━━━━━ Exercise materials ━━━━━
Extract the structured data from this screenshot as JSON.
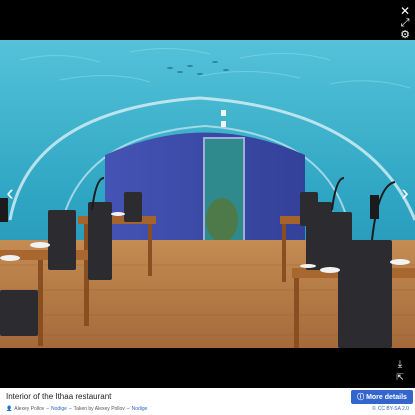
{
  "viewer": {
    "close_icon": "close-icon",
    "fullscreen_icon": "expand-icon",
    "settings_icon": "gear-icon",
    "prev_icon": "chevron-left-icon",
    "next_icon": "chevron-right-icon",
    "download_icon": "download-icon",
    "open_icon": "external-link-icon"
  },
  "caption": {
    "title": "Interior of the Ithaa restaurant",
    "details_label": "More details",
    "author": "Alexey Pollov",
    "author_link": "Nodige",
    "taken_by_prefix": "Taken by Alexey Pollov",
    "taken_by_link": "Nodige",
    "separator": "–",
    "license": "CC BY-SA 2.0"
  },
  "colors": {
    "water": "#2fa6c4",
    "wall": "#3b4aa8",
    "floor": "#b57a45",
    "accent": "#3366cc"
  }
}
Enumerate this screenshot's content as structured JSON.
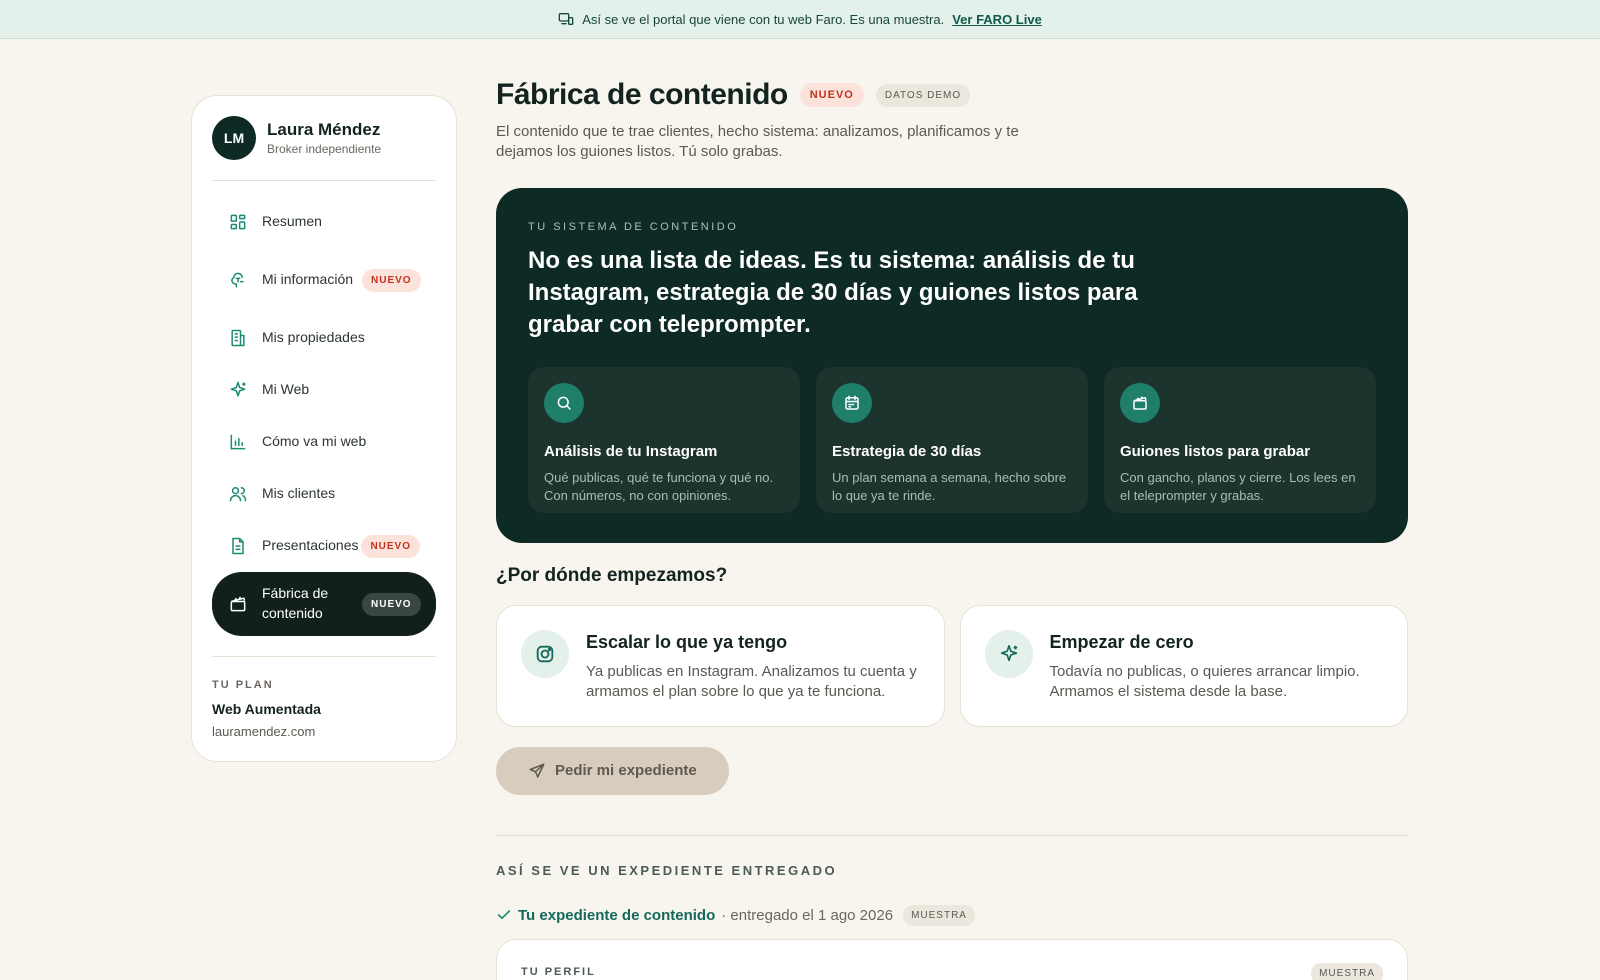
━━━━━
━━━━━ Exercise materials ━━━━━
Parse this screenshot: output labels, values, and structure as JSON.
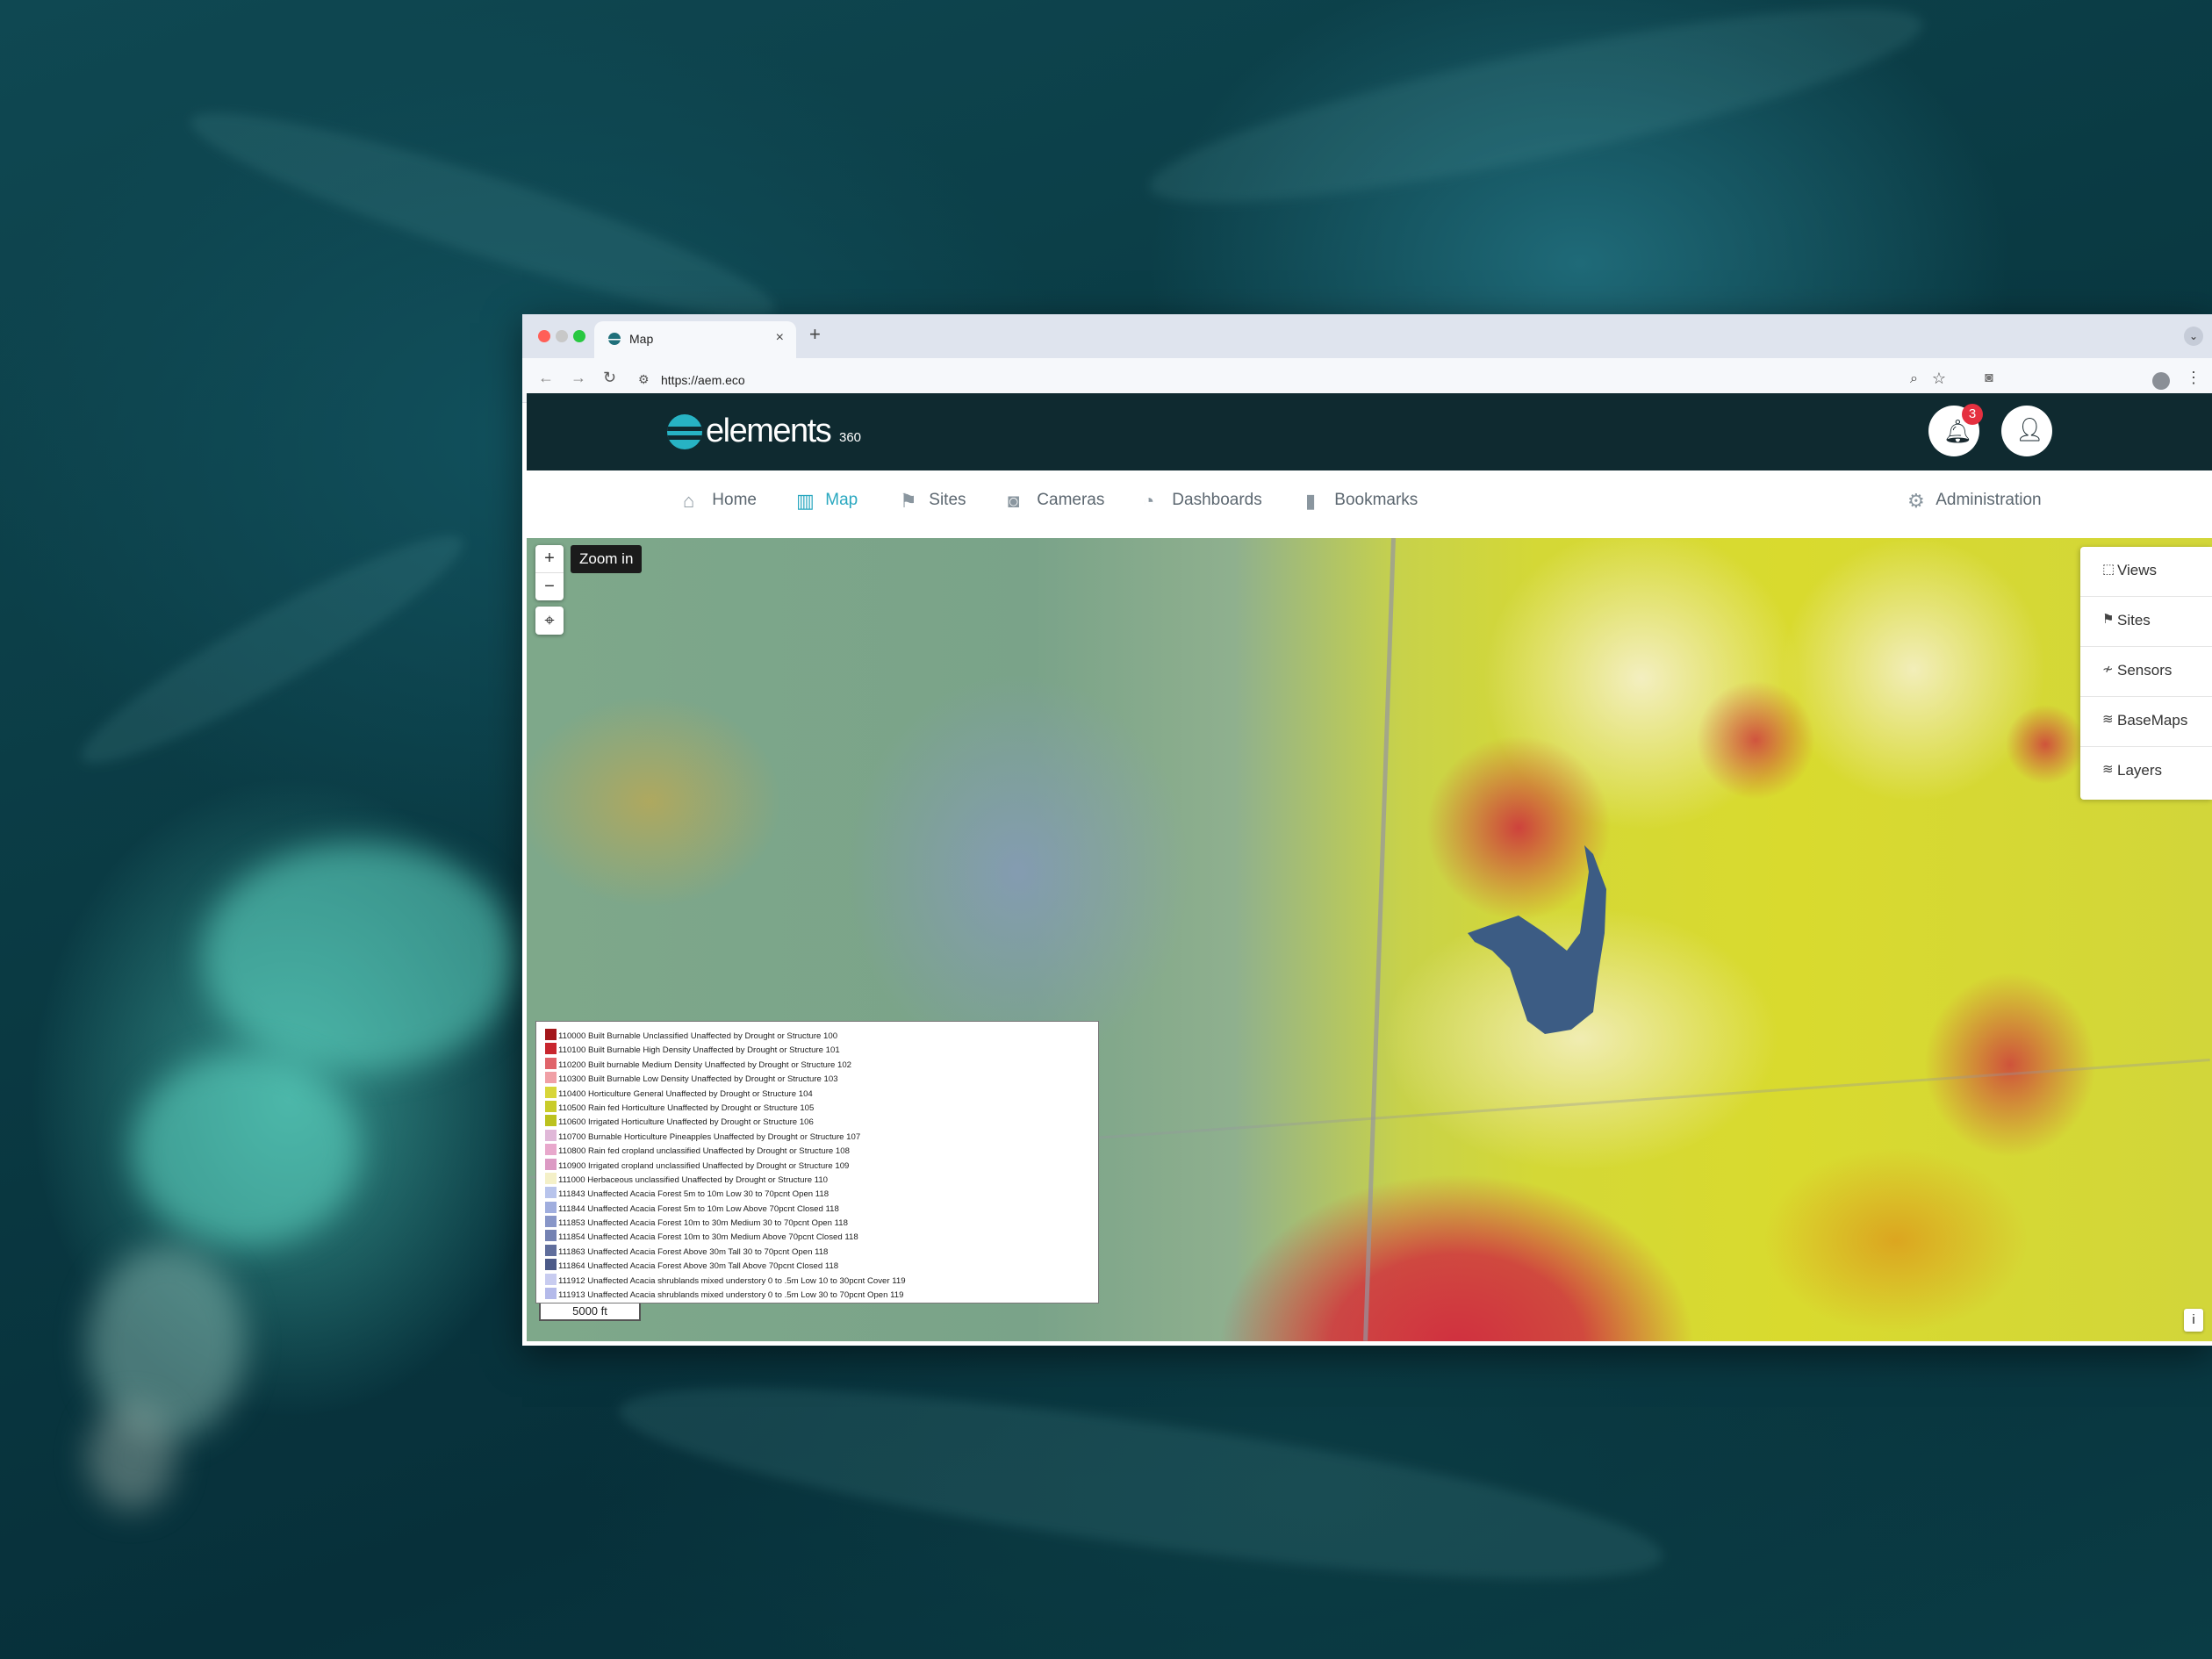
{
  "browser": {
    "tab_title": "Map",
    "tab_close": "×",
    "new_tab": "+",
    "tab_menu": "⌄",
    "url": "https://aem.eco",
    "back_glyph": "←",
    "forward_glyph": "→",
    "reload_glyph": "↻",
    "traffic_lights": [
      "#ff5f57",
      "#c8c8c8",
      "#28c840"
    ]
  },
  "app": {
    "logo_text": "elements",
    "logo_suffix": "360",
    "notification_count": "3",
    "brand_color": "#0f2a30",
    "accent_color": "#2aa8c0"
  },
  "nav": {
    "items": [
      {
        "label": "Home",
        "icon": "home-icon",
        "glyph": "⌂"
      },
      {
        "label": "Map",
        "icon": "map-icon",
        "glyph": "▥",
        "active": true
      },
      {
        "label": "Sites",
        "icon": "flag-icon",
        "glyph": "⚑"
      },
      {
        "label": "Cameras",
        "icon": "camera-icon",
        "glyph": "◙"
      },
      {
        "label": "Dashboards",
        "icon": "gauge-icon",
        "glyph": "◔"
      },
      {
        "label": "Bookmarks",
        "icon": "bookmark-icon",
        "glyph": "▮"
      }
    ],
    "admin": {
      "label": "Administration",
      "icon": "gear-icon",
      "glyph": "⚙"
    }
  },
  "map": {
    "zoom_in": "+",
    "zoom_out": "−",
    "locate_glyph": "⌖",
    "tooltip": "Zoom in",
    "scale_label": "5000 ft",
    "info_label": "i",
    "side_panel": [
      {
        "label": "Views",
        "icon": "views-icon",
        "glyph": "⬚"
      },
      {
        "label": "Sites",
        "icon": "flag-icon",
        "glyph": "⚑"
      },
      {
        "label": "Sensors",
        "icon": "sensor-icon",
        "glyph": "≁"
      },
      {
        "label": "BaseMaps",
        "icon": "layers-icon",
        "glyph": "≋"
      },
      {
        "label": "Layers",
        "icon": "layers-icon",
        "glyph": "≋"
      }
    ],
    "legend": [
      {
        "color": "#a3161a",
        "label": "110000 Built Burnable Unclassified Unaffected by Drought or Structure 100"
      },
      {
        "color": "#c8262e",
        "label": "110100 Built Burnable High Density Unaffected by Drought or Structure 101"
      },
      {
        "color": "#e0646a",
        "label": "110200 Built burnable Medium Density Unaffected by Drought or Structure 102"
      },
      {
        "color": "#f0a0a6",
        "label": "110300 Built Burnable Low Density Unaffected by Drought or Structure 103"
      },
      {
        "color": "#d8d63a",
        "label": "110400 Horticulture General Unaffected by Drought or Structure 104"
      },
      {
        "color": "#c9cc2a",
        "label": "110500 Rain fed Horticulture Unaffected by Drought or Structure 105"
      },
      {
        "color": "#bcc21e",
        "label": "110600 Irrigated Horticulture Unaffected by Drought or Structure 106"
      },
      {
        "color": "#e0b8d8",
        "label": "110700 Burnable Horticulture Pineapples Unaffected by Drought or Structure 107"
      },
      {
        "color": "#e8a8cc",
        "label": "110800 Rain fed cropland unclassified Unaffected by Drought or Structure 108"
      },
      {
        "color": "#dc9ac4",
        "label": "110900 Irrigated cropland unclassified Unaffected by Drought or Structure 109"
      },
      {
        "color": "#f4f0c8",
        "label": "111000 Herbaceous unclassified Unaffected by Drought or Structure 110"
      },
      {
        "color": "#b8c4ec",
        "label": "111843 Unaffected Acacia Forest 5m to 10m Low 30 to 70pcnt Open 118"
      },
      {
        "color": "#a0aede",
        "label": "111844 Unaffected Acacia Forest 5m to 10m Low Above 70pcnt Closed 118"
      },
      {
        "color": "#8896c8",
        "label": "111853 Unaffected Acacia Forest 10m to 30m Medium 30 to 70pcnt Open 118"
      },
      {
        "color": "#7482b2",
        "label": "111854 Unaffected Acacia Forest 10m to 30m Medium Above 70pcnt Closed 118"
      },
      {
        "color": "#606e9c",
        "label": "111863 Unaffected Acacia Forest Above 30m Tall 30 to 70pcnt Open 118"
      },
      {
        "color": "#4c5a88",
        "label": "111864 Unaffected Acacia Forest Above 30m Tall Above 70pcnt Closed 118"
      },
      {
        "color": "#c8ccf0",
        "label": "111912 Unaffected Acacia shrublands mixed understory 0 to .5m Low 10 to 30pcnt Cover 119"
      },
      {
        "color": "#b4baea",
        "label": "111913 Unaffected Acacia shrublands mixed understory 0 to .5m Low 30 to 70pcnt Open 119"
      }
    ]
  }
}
━━━━━
**What the task asks**: Reproduce the entries exactly, from the line with "Extract the structured" to the line with "Enumerate this screenshot's", both lines included, keeping no pictures.

**Output**:
Extract the structured data from this screenshot as JSON.
{
  "viewer": {
    "close_icon": "close-icon",
    "fullscreen_icon": "expand-icon",
    "settings_icon": "gear-icon",
    "prev_icon": "chevron-left-icon",
    "next_icon": "chevron-right-icon",
    "download_icon": "download-icon",
    "open_icon": "external-link-icon"
  },
  "caption": {
    "title": "Interior of the Ithaa restaurant",
    "details_label": "More details",
    "author": "Alexey Pollov",
    "author_link": "Nodige",
    "taken_by_prefix": "Taken by Alexey Pollov",
    "taken_by_link": "Nodige",
    "separator": "–",
    "license": "CC BY-SA 2.0"
  },
  "colors": {
    "water": "#2fa6c4",
    "wall": "#3b4aa8",
    "floor": "#b57a45",
    "accent": "#3366cc"
  }
}
Enumerate this screenshot's content as structured JSON.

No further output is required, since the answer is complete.